§ **SHORT TASK**:
Search the material below for the word "MARIA" and copy every line in which it occurs.

§ **INFORMATION SUPPLIED**:
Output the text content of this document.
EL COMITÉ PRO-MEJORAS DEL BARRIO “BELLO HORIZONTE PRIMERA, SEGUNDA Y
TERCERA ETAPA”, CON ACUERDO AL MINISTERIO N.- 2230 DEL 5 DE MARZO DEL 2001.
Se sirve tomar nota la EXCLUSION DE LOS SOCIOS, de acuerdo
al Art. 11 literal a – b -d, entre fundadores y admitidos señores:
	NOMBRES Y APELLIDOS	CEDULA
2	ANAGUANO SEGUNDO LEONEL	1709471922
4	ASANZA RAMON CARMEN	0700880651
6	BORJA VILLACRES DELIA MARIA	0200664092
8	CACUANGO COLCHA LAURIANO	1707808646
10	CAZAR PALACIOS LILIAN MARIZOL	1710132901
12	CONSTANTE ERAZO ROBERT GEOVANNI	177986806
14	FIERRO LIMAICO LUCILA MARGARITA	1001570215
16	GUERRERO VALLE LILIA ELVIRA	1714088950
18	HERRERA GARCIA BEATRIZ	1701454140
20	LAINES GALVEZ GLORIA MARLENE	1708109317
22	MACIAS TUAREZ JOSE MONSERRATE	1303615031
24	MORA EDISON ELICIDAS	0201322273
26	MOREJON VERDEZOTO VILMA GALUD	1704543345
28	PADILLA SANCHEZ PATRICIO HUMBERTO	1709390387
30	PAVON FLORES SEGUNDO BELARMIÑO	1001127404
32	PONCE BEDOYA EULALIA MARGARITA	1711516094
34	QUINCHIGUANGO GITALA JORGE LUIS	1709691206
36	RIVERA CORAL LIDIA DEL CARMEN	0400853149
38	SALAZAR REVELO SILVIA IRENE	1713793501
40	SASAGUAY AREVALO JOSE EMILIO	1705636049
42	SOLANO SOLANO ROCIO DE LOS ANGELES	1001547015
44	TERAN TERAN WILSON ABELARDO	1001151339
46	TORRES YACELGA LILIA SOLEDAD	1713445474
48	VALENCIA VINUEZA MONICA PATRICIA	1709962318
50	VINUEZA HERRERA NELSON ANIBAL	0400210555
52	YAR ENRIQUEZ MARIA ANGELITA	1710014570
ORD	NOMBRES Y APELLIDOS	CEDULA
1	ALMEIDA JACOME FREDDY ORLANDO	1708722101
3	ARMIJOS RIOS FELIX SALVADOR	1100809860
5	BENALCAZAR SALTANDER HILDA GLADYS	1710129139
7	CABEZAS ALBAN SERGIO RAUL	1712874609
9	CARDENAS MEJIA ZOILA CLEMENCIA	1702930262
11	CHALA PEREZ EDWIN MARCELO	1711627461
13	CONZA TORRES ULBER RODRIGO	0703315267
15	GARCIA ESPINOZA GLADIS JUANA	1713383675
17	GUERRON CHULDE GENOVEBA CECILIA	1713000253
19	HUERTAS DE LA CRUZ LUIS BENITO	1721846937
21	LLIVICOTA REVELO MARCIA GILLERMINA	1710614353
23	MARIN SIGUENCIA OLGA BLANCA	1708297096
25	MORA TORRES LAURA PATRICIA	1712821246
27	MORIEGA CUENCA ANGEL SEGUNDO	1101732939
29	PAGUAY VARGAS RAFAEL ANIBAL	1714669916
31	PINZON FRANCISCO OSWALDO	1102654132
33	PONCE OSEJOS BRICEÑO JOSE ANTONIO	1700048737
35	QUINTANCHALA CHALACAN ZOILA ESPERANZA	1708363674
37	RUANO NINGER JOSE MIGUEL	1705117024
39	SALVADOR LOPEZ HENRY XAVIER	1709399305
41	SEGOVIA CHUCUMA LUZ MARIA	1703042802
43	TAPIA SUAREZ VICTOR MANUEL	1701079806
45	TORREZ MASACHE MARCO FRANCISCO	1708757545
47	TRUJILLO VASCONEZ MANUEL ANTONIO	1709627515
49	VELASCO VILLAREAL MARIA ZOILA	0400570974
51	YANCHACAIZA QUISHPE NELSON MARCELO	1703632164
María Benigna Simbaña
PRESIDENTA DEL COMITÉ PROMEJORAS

§ **RESULT OF THE TASK**:
6	BORJA VILLACRES DELIA MARIA	0200664092
52	YAR ENRIQUEZ MARIA ANGELITA	1710014570
41	SEGOVIA CHUCUMA LUZ MARIA	1703042802
49	VELASCO VILLAREAL MARIA ZOILA	0400570974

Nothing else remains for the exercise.